Labeled box records:

## begin

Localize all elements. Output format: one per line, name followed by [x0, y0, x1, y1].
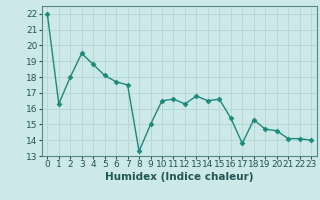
X-axis label: Humidex (Indice chaleur): Humidex (Indice chaleur): [105, 172, 253, 182]
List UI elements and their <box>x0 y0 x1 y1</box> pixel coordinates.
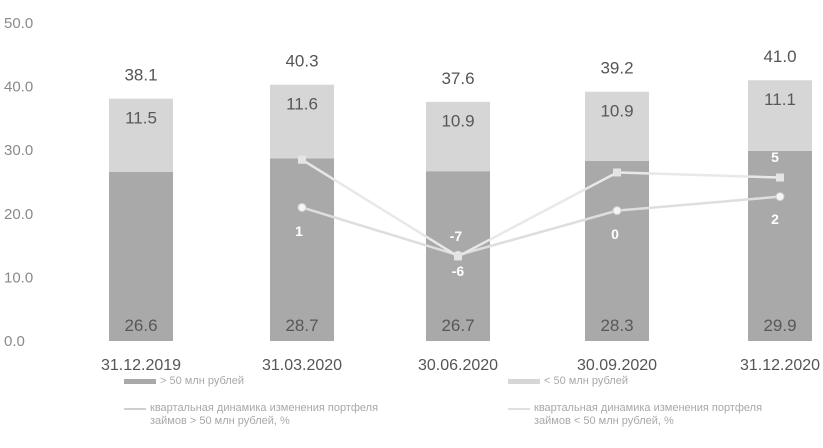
x-category-label: 31.12.2020 <box>740 357 820 374</box>
legend-item: < 50 млн рублей <box>508 375 808 405</box>
line-under-50-point <box>613 168 621 177</box>
line-under-50-path <box>301 158 781 258</box>
bar-segment-under-50 <box>109 98 173 172</box>
bar-value-label-over-50: 26.6 <box>124 316 157 335</box>
line-value-label-over-50: 0 <box>611 226 619 242</box>
line-value-label-under-50: 5 <box>771 149 779 165</box>
line-over-50-point <box>612 206 622 216</box>
legend-line-swatch <box>124 408 146 410</box>
legend-line-swatch <box>508 408 530 410</box>
line-over-50-path <box>301 195 781 257</box>
bar-segment-over-50 <box>109 171 173 341</box>
line-over-50-point <box>297 202 307 212</box>
legend-label: квартальная динамика изменения портфеля … <box>534 402 763 427</box>
line-under-50-point <box>298 155 306 164</box>
bar-value-label-over-50: 26.7 <box>441 316 474 335</box>
legend-item: квартальная динамика изменения портфеля … <box>508 402 808 432</box>
legend-item: > 50 млн рублей <box>124 375 424 405</box>
bar-segment-over-50 <box>748 150 812 341</box>
bar-segment-under-50 <box>585 91 649 162</box>
line-value-label-over-50: -6 <box>452 263 465 279</box>
line-value-label-under-50: -7 <box>450 228 463 244</box>
x-category-label: 30.06.2020 <box>418 357 498 374</box>
bar-value-label-under-50: 11.5 <box>125 108 157 127</box>
bar-total-label: 39.2 <box>600 59 633 78</box>
bar-total-label: 37.6 <box>441 69 474 88</box>
line-under-50-point <box>776 173 784 182</box>
bar-segment-over-50 <box>270 158 334 341</box>
legend-swatch <box>508 379 540 384</box>
legend-swatch <box>124 379 156 384</box>
line-value-label-over-50: 1 <box>295 223 303 239</box>
bar-value-label-over-50: 28.7 <box>285 316 318 335</box>
y-tick-label: 10.0 <box>4 269 33 286</box>
bar-value-label-under-50: 10.9 <box>441 112 474 131</box>
bar-segment-over-50 <box>585 161 649 341</box>
y-tick-label: 20.0 <box>4 206 33 223</box>
bar-total-label: 41.0 <box>763 47 796 66</box>
y-tick-label: 30.0 <box>4 142 33 159</box>
bar-segment-under-50 <box>748 80 812 151</box>
x-category-label: 31.03.2020 <box>262 357 342 374</box>
line-value-label-over-50: 2 <box>771 211 779 227</box>
line-under-50-point <box>454 252 462 261</box>
legend-label: > 50 млн рублей <box>160 375 244 387</box>
legend-label: < 50 млн рублей <box>544 375 628 387</box>
bar-value-label-under-50: 11.6 <box>286 94 318 113</box>
bar-value-label-over-50: 29.9 <box>763 316 796 335</box>
y-tick-label: 40.0 <box>4 79 33 96</box>
line-over-50-point <box>775 192 785 202</box>
bar-segment-under-50 <box>270 84 334 159</box>
bar-value-label-under-50: 10.9 <box>600 101 633 120</box>
y-tick-label: 50.0 <box>4 15 33 32</box>
bar-value-label-under-50: 11.1 <box>764 90 796 109</box>
y-tick-label: 0.0 <box>4 333 25 350</box>
legend-label: квартальная динамика изменения портфеля … <box>150 402 379 427</box>
legend-item: квартальная динамика изменения портфеля … <box>124 402 424 432</box>
x-category-label: 31.12.2019 <box>101 357 181 374</box>
x-category-label: 30.09.2020 <box>577 357 657 374</box>
bar-total-label: 38.1 <box>124 66 157 85</box>
bar-total-label: 40.3 <box>285 52 318 71</box>
bar-value-label-over-50: 28.3 <box>600 316 633 335</box>
bar-segment-under-50 <box>426 101 490 172</box>
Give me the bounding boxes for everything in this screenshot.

## end

> REQUIREMENT
Copy the listing word for word, starting at its first line and stopping after the line that contains "List UI elements". Omit the pictures.

> OUTPUT
Localize all elements. Output format: one per line, name followed by [x0, y0, x1, y1].
X-axis label: Humidex (Indice chaleur): Humidex (Indice chaleur): [105, 172, 253, 182]
List UI elements and their <box>x0 y0 x1 y1</box> pixel coordinates.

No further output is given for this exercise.